* BEGIN Supplied material *

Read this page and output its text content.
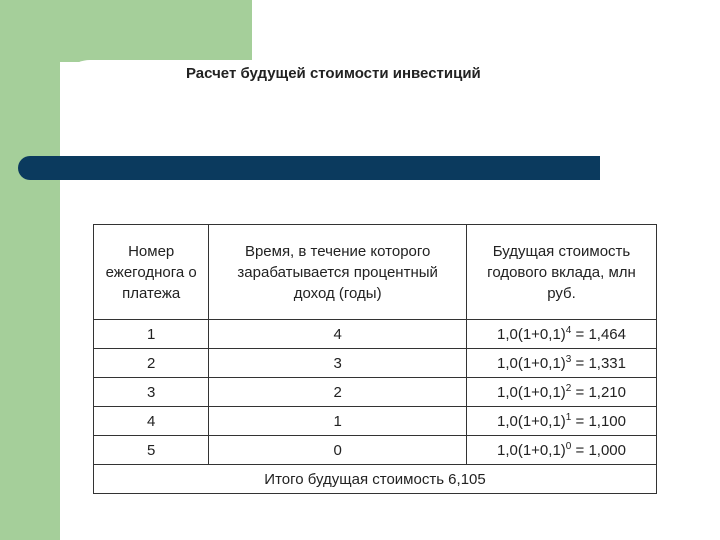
Расчет будущей стоимости инвестиций
Номер ежегоднога о платежа	Время, в течение которого зарабатывается процентный доход (годы)	Будущая стоимость годового вклада, млн руб.
1	4	$1,0(1+0,1)^4 = 1,464$
2	3	$1,0(1+0,1)^3 = 1,331$
3	2	$1,0(1+0,1)^2 = 1,210$
4	1	$1,0(1+0,1)^1 = 1,100$
5	0	$1,0(1+0,1)^0 = 1,000$
Итого будущая стоимость 6,105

* END Supplied material *

**Exercise details**.
Provide the number of lines in these entries that hold the word "стоимость", without any accompanying text.

**Exercise response**.
2